» CHALLENGE: What is the number of lines in the data that hold the string "nSEARCH"? Reply with that number only.

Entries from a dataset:
•••••
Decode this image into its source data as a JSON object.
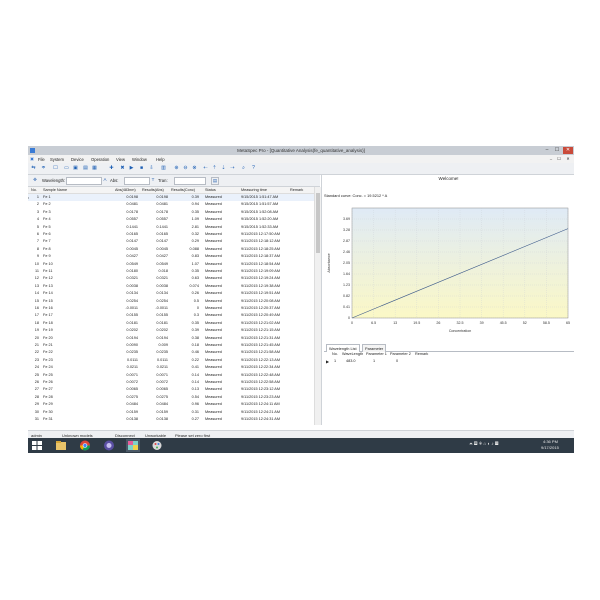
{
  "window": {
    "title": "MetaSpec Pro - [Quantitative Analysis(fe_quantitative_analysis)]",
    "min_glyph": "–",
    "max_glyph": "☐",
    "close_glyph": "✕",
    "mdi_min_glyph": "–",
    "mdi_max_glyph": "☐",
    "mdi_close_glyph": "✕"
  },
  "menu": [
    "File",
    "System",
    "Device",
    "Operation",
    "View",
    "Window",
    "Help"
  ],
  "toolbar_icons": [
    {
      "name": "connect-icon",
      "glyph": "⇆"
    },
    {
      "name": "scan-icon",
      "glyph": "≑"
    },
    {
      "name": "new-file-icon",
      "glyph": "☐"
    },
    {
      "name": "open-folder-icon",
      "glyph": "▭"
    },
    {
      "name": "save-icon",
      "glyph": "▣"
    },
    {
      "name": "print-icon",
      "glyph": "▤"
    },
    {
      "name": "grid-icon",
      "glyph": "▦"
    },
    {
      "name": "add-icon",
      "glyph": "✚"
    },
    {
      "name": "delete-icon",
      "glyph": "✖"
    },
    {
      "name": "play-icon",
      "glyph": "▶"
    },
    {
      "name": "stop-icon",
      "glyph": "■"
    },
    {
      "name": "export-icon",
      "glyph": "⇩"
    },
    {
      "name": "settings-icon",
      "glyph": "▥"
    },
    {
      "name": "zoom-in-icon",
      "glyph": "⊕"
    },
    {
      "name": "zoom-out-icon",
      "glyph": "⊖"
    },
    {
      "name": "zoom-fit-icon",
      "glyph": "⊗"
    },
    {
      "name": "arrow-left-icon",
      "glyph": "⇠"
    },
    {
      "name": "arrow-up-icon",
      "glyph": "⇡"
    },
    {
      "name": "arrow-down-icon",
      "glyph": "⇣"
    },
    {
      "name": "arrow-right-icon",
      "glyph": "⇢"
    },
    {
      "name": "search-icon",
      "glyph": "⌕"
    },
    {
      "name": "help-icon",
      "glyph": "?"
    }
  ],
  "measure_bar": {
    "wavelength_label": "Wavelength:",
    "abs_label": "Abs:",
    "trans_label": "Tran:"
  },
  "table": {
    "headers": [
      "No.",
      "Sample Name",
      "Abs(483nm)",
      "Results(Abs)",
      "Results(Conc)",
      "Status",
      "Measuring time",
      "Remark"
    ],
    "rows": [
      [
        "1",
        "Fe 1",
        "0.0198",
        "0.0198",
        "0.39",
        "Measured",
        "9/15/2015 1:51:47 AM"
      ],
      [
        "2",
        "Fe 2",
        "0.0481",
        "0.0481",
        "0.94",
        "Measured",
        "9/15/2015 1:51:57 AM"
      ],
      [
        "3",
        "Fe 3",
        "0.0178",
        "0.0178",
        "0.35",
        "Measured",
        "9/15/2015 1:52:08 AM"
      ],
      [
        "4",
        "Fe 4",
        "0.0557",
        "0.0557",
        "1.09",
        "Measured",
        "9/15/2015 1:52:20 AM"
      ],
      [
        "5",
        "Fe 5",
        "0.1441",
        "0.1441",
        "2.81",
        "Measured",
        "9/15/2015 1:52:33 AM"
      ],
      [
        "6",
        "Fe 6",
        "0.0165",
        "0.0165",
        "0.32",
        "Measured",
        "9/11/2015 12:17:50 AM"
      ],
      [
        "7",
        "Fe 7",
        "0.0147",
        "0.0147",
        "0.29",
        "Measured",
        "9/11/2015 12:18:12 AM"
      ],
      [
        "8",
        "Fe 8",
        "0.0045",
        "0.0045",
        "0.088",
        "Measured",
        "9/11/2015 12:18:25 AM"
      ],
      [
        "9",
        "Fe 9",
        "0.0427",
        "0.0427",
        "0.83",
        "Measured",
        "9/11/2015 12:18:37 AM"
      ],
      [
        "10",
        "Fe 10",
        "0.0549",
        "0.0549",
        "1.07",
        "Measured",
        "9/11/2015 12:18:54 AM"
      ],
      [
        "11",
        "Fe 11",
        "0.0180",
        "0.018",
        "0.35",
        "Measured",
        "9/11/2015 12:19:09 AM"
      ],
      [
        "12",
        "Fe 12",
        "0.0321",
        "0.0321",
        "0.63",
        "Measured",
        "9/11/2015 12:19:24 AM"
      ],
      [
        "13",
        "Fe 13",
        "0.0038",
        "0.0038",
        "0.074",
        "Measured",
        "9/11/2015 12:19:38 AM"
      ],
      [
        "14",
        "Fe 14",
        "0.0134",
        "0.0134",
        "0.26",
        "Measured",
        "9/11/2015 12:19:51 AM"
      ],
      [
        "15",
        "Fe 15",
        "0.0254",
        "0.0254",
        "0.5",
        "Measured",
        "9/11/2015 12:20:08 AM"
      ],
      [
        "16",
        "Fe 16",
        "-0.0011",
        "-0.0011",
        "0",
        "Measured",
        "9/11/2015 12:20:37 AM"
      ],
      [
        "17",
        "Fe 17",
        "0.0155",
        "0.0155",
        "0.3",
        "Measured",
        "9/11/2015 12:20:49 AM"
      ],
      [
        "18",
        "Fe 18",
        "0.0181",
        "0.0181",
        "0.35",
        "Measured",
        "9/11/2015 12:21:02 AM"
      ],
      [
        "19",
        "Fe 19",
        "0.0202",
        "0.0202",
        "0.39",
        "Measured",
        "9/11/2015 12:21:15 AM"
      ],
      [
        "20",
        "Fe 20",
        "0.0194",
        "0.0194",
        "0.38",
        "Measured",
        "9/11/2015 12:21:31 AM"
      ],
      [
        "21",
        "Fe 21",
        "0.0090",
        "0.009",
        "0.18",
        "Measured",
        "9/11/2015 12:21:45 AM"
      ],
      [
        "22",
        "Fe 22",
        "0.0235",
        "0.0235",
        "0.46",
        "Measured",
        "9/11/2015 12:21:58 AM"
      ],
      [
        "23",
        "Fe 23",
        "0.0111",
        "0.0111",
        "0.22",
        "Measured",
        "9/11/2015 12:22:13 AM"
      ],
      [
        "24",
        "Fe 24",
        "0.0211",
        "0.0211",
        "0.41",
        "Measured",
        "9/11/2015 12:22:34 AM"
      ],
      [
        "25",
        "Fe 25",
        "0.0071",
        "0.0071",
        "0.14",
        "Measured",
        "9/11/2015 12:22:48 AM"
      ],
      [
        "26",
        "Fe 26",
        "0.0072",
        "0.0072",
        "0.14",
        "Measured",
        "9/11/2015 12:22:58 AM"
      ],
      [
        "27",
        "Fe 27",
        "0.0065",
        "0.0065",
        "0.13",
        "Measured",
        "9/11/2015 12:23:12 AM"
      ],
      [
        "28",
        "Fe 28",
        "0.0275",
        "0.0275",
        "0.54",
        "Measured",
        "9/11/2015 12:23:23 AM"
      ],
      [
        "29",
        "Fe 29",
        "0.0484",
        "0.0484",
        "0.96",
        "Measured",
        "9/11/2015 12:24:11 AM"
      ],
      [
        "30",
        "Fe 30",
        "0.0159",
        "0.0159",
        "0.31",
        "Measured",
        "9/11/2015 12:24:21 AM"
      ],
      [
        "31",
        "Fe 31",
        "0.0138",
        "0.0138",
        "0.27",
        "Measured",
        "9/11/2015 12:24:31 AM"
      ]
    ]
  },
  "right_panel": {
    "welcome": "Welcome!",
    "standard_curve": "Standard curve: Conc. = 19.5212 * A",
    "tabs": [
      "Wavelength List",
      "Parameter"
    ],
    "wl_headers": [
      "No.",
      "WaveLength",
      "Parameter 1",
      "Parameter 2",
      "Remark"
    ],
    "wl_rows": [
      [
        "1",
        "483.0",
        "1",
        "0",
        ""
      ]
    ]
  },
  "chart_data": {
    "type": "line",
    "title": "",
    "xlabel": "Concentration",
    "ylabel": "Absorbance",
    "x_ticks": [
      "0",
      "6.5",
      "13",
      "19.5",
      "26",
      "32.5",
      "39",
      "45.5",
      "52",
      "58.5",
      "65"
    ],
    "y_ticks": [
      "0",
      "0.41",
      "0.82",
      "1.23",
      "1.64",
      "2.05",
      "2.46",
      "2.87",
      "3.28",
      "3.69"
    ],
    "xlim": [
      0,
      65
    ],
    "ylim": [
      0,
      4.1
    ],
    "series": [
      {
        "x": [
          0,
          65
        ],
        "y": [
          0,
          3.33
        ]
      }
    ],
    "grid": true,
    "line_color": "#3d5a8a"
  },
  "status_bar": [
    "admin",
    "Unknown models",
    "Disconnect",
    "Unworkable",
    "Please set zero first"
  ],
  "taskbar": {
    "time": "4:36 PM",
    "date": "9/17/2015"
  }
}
•••••
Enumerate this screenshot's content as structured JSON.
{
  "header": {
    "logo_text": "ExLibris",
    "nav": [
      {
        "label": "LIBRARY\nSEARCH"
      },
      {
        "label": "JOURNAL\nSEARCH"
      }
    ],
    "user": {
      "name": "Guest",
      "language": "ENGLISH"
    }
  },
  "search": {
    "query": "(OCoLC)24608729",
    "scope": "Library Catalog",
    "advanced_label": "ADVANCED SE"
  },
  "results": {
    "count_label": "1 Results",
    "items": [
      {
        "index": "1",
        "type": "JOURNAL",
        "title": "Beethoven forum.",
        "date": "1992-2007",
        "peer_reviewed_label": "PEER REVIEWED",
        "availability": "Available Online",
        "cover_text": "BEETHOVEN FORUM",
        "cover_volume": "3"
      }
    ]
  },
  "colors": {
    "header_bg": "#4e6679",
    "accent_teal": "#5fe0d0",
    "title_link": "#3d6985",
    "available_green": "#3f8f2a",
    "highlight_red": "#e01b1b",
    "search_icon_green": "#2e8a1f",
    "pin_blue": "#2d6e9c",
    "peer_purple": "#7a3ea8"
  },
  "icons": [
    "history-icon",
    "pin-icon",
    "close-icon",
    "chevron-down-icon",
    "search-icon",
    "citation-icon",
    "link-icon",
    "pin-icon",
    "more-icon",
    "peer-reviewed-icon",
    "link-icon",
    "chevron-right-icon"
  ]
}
•••••
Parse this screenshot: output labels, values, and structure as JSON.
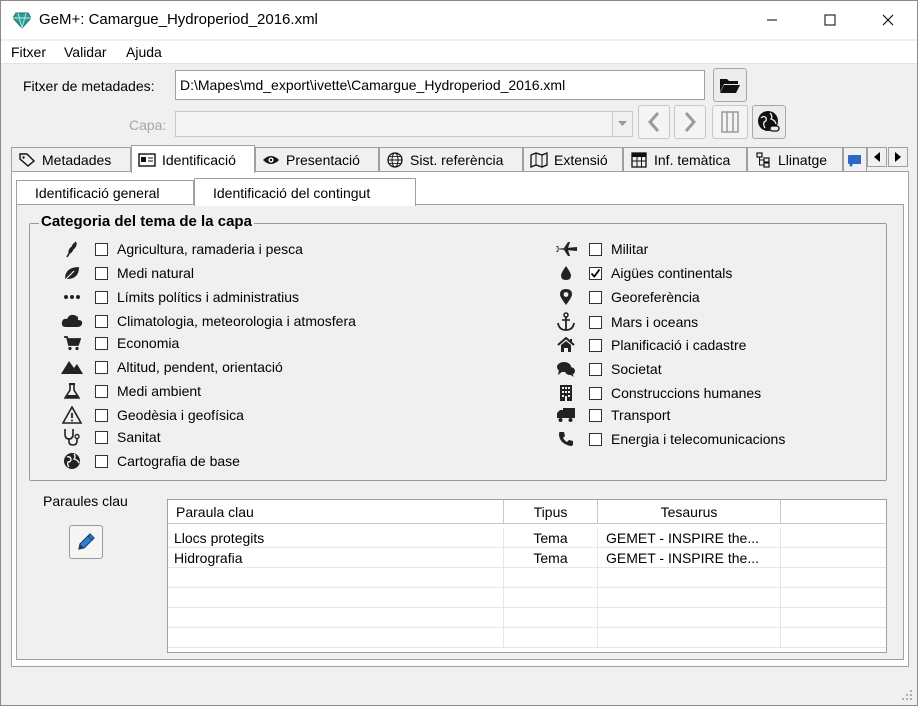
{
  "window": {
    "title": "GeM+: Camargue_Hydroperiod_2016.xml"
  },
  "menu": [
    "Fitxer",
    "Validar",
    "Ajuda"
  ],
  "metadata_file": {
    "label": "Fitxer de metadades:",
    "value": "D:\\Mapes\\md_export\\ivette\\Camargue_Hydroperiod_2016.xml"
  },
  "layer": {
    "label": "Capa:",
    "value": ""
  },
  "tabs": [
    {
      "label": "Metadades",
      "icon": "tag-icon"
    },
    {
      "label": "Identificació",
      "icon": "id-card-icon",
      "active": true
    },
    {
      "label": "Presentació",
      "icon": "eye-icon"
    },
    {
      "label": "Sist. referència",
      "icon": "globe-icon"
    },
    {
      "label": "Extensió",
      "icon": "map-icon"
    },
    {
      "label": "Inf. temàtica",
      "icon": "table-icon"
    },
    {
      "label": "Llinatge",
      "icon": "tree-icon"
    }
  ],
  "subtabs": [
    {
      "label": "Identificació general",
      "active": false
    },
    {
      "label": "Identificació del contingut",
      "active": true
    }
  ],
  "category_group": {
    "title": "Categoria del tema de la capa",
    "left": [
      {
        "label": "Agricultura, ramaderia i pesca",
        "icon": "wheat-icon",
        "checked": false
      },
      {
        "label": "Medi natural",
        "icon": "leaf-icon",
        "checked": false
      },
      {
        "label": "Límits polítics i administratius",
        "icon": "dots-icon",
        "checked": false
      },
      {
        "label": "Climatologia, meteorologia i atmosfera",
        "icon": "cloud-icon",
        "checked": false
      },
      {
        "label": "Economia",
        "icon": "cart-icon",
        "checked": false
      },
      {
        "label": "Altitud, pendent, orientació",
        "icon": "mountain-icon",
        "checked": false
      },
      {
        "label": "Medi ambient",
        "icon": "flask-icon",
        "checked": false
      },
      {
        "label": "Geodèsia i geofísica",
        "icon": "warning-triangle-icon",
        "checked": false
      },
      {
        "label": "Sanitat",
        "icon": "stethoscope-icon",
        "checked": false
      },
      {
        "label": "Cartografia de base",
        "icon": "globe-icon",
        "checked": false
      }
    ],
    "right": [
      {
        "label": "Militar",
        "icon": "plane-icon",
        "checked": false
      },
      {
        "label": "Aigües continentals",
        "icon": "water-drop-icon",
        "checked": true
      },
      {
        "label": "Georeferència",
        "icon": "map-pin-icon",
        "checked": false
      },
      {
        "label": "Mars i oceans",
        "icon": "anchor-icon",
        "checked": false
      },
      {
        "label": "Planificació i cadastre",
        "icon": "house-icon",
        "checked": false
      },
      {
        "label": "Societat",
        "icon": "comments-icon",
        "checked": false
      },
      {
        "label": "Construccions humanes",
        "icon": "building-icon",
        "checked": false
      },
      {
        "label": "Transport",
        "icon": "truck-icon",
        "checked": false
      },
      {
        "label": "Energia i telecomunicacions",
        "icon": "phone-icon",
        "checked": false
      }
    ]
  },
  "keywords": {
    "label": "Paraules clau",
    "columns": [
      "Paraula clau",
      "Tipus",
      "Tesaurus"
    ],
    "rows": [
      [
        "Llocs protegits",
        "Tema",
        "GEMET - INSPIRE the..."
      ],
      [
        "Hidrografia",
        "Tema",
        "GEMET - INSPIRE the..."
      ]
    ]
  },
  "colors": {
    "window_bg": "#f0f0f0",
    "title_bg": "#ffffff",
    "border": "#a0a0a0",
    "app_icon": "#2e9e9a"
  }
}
•••••
» EXPECTED ANSWER: 2